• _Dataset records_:
>> BEGIN
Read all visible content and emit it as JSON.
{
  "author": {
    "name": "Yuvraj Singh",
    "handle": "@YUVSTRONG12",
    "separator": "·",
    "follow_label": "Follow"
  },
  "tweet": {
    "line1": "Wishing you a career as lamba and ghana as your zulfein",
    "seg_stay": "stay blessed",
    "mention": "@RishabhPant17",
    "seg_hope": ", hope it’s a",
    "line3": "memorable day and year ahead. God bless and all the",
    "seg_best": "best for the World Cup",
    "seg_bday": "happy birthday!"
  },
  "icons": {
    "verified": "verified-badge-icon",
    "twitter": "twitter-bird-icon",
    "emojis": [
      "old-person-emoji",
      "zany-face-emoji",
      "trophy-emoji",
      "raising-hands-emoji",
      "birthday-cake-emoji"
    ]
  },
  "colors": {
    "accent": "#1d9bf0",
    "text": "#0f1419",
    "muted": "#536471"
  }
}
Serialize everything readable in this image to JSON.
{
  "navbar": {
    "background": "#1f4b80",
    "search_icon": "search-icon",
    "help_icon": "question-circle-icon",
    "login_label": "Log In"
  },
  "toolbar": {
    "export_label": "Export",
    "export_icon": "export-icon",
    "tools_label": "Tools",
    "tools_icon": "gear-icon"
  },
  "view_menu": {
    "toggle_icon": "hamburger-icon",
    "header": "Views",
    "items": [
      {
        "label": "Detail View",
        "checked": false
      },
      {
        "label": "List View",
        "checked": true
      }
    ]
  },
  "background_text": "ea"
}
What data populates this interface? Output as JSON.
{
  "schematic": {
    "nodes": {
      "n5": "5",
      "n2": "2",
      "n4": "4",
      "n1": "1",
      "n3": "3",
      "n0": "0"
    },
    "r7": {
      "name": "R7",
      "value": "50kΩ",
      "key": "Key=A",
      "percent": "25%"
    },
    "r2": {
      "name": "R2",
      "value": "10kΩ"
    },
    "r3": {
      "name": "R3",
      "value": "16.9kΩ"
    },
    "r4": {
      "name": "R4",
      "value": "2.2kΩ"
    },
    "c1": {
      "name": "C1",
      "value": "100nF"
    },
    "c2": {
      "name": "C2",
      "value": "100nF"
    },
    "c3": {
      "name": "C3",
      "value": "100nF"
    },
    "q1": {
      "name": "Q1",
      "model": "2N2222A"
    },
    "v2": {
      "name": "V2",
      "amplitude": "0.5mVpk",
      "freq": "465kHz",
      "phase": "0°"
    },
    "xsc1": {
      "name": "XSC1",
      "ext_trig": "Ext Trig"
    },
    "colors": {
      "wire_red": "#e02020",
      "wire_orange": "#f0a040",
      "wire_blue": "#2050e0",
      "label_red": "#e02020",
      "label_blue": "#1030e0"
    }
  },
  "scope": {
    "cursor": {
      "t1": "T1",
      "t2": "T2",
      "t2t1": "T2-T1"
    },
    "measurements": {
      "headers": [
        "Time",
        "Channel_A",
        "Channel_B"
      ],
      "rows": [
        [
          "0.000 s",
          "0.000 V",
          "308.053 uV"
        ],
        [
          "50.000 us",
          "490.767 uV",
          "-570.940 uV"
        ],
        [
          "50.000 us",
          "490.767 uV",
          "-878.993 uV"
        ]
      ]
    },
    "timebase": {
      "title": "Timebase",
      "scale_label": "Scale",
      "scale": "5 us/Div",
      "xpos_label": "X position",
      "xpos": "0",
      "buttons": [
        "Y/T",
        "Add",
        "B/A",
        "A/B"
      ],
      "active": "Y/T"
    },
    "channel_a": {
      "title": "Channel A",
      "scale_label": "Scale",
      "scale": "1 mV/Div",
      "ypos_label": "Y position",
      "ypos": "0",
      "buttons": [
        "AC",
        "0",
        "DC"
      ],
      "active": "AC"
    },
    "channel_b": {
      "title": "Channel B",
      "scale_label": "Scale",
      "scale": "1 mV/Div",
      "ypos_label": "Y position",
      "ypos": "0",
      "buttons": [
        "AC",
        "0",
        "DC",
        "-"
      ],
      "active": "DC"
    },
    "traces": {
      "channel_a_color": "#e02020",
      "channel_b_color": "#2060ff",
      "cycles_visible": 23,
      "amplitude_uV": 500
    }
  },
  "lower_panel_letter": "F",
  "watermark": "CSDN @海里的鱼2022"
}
>> END
• _Short task_: Extract the listing in its entirety, matching it exactly.

• _Task output_:
Read all visible content and emit it as JSON.
{
  "author": {
    "name": "Yuvraj Singh",
    "handle": "@YUVSTRONG12",
    "separator": "·",
    "follow_label": "Follow"
  },
  "tweet": {
    "line1": "Wishing you a career as lamba and ghana as your zulfein",
    "seg_stay": "stay blessed",
    "mention": "@RishabhPant17",
    "seg_hope": ", hope it’s a",
    "line3": "memorable day and year ahead. God bless and all the",
    "seg_best": "best for the World Cup",
    "seg_bday": "happy birthday!"
  },
  "icons": {
    "verified": "verified-badge-icon",
    "twitter": "twitter-bird-icon",
    "emojis": [
      "old-person-emoji",
      "zany-face-emoji",
      "trophy-emoji",
      "raising-hands-emoji",
      "birthday-cake-emoji"
    ]
  },
  "colors": {
    "accent": "#1d9bf0",
    "text": "#0f1419",
    "muted": "#536471"
  }
}
Serialize everything readable in this image to JSON.
{
  "navbar": {
    "background": "#1f4b80",
    "search_icon": "search-icon",
    "help_icon": "question-circle-icon",
    "login_label": "Log In"
  },
  "toolbar": {
    "export_label": "Export",
    "export_icon": "export-icon",
    "tools_label": "Tools",
    "tools_icon": "gear-icon"
  },
  "view_menu": {
    "toggle_icon": "hamburger-icon",
    "header": "Views",
    "items": [
      {
        "label": "Detail View",
        "checked": false
      },
      {
        "label": "List View",
        "checked": true
      }
    ]
  },
  "background_text": "ea"
}
What data populates this interface? Output as JSON.
{
  "schematic": {
    "nodes": {
      "n5": "5",
      "n2": "2",
      "n4": "4",
      "n1": "1",
      "n3": "3",
      "n0": "0"
    },
    "r7": {
      "name": "R7",
      "value": "50kΩ",
      "key": "Key=A",
      "percent": "25%"
    },
    "r2": {
      "name": "R2",
      "value": "10kΩ"
    },
    "r3": {
      "name": "R3",
      "value": "16.9kΩ"
    },
    "r4": {
      "name": "R4",
      "value": "2.2kΩ"
    },
    "c1": {
      "name": "C1",
      "value": "100nF"
    },
    "c2": {
      "name": "C2",
      "value": "100nF"
    },
    "c3": {
      "name": "C3",
      "value": "100nF"
    },
    "q1": {
      "name": "Q1",
      "model": "2N2222A"
    },
    "v2": {
      "name": "V2",
      "amplitude": "0.5mVpk",
      "freq": "465kHz",
      "phase": "0°"
    },
    "xsc1": {
      "name": "XSC1",
      "ext_trig": "Ext Trig"
    },
    "colors": {
      "wire_red": "#e02020",
      "wire_orange": "#f0a040",
      "wire_blue": "#2050e0",
      "label_red": "#e02020",
      "label_blue": "#1030e0"
    }
  },
  "scope": {
    "cursor": {
      "t1": "T1",
      "t2": "T2",
      "t2t1": "T2-T1"
    },
    "measurements": {
      "headers": [
        "Time",
        "Channel_A",
        "Channel_B"
      ],
      "rows": [
        [
          "0.000 s",
          "0.000 V",
          "308.053 uV"
        ],
        [
          "50.000 us",
          "490.767 uV",
          "-570.940 uV"
        ],
        [
          "50.000 us",
          "490.767 uV",
          "-878.993 uV"
        ]
      ]
    },
    "timebase": {
      "title": "Timebase",
      "scale_label": "Scale",
      "scale": "5 us/Div",
      "xpos_label": "X position",
      "xpos": "0",
      "buttons": [
        "Y/T",
        "Add",
        "B/A",
        "A/B"
      ],
      "active": "Y/T"
    },
    "channel_a": {
      "title": "Channel A",
      "scale_label": "Scale",
      "scale": "1 mV/Div",
      "ypos_label": "Y position",
      "ypos": "0",
      "buttons": [
        "AC",
        "0",
        "DC"
      ],
      "active": "AC"
    },
    "channel_b": {
      "title": "Channel B",
      "scale_label": "Scale",
      "scale": "1 mV/Div",
      "ypos_label": "Y position",
      "ypos": "0",
      "buttons": [
        "AC",
        "0",
        "DC",
        "-"
      ],
      "active": "DC"
    },
    "traces": {
      "channel_a_color": "#e02020",
      "channel_b_color": "#2060ff",
      "cycles_visible": 23,
      "amplitude_uV": 500
    }
  },
  "lower_panel_letter": "F",
  "watermark": "CSDN @海里的鱼2022"
}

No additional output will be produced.